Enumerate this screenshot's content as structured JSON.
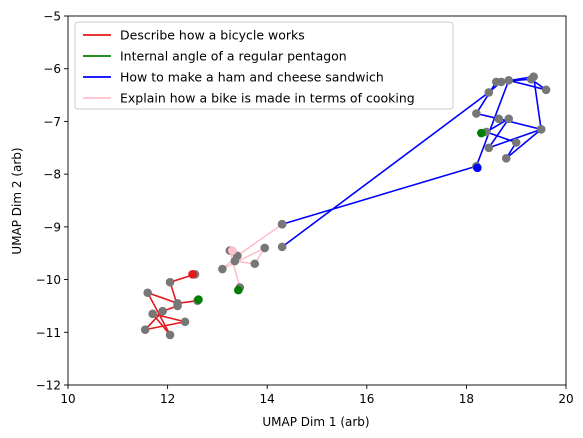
{
  "chart_data": {
    "type": "scatter",
    "xlabel": "UMAP Dim 1 (arb)",
    "ylabel": "UMAP Dim 2 (arb)",
    "xlim": [
      10,
      20
    ],
    "ylim": [
      -12,
      -5
    ],
    "xticks": [
      "10",
      "12",
      "14",
      "16",
      "18",
      "20"
    ],
    "yticks": [
      "−5",
      "−6",
      "−7",
      "−8",
      "−9",
      "−10",
      "−11",
      "−12"
    ],
    "grid": false,
    "legend_position": "upper-left",
    "point_color": "#777777",
    "series": [
      {
        "name": "Describe how a bicycle works",
        "color": "#e41a1c",
        "x": [
          12.55,
          12.05,
          12.2,
          11.9,
          11.55,
          12.35,
          11.7,
          12.05,
          11.6,
          12.2,
          12.6
        ],
        "y": [
          -9.9,
          -10.05,
          -10.5,
          -10.6,
          -10.95,
          -10.8,
          -10.65,
          -11.05,
          -10.25,
          -10.45,
          -10.4
        ],
        "end": {
          "x": 12.5,
          "y": -9.9
        }
      },
      {
        "name": "Internal angle of a regular pentagon",
        "color": "#008000",
        "x": [],
        "y": [],
        "end": {
          "x": 12.62,
          "y": -10.38
        }
      },
      {
        "name": "How to make a ham and cheese sandwich",
        "color": "#0000ff",
        "x": [
          14.3,
          18.45,
          18.7,
          19.35,
          19.5,
          18.45,
          18.85,
          18.4,
          19.0,
          18.8,
          19.5,
          18.65,
          18.2,
          18.6,
          19.3,
          19.6,
          18.85,
          18.2,
          14.3
        ],
        "y": [
          -9.38,
          -6.45,
          -6.25,
          -6.15,
          -7.15,
          -7.5,
          -6.95,
          -7.2,
          -7.4,
          -7.7,
          -7.15,
          -6.95,
          -6.85,
          -6.25,
          -6.2,
          -6.4,
          -6.22,
          -7.85,
          -8.95
        ],
        "end": {
          "x": 18.22,
          "y": -7.88
        }
      },
      {
        "name": "Explain how a bike is made in terms of cooking",
        "color": "#ffc0cb",
        "x": [
          14.3,
          13.4,
          13.1,
          13.95,
          13.75,
          13.35,
          13.25,
          13.45
        ],
        "y": [
          -8.95,
          -9.55,
          -9.8,
          -9.4,
          -9.7,
          -9.65,
          -9.45,
          -10.15
        ],
        "end": {
          "x": 13.3,
          "y": -9.45
        }
      }
    ],
    "extra_end_markers": [
      {
        "color": "#008000",
        "x": 18.3,
        "y": -7.22
      },
      {
        "color": "#008000",
        "x": 13.42,
        "y": -10.2
      }
    ]
  }
}
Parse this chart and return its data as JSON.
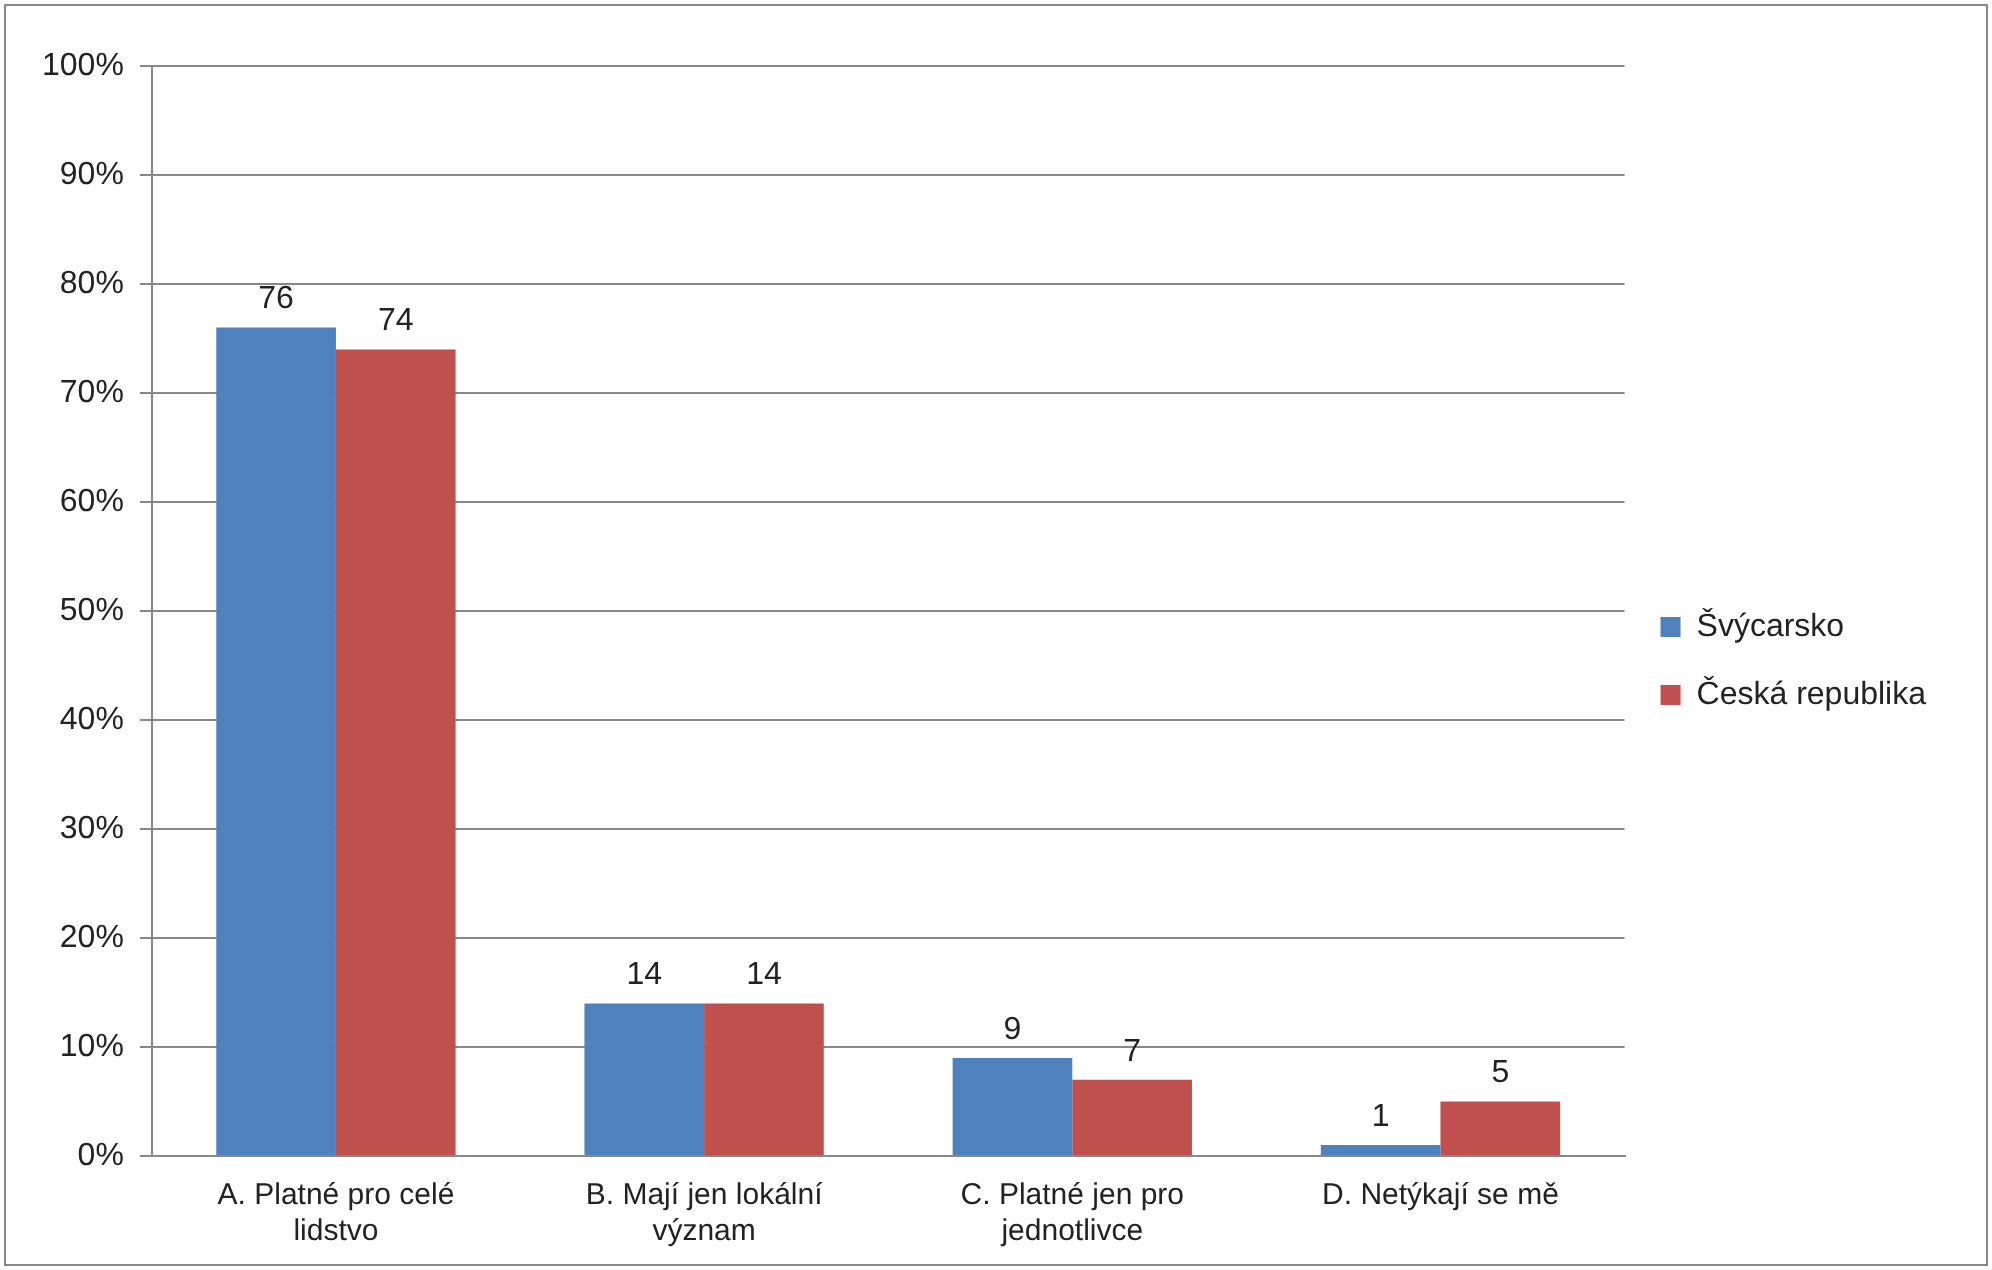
{
  "chart_data": {
    "type": "bar",
    "categories": [
      "A. Platné pro celé lidstvo",
      "B. Mají jen lokální význam",
      "C. Platné jen pro jednotlivce",
      "D. Netýkají se mě"
    ],
    "series": [
      {
        "name": "Švýcarsko",
        "color": "#4f81bd",
        "values": [
          76,
          14,
          9,
          1
        ]
      },
      {
        "name": "Česká republika",
        "color": "#c0504d",
        "values": [
          74,
          14,
          7,
          5
        ]
      }
    ],
    "ylim": [
      0,
      100
    ],
    "yticks": [
      {
        "value": 0,
        "label": "0%"
      },
      {
        "value": 10,
        "label": "10%"
      },
      {
        "value": 20,
        "label": "20%"
      },
      {
        "value": 30,
        "label": "30%"
      },
      {
        "value": 40,
        "label": "40%"
      },
      {
        "value": 50,
        "label": "50%"
      },
      {
        "value": 60,
        "label": "60%"
      },
      {
        "value": 70,
        "label": "70%"
      },
      {
        "value": 80,
        "label": "80%"
      },
      {
        "value": 90,
        "label": "90%"
      },
      {
        "value": 100,
        "label": "100%"
      }
    ],
    "grid": "y",
    "legend": "right",
    "data_labels": true
  }
}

################

=== What needs to be done ===
Identify the lines above that contain the word "this", then copy them.

=== Correct output ===
Enumerate this screenshot's content as structured JSON.
Parse this chart and return its data as JSON.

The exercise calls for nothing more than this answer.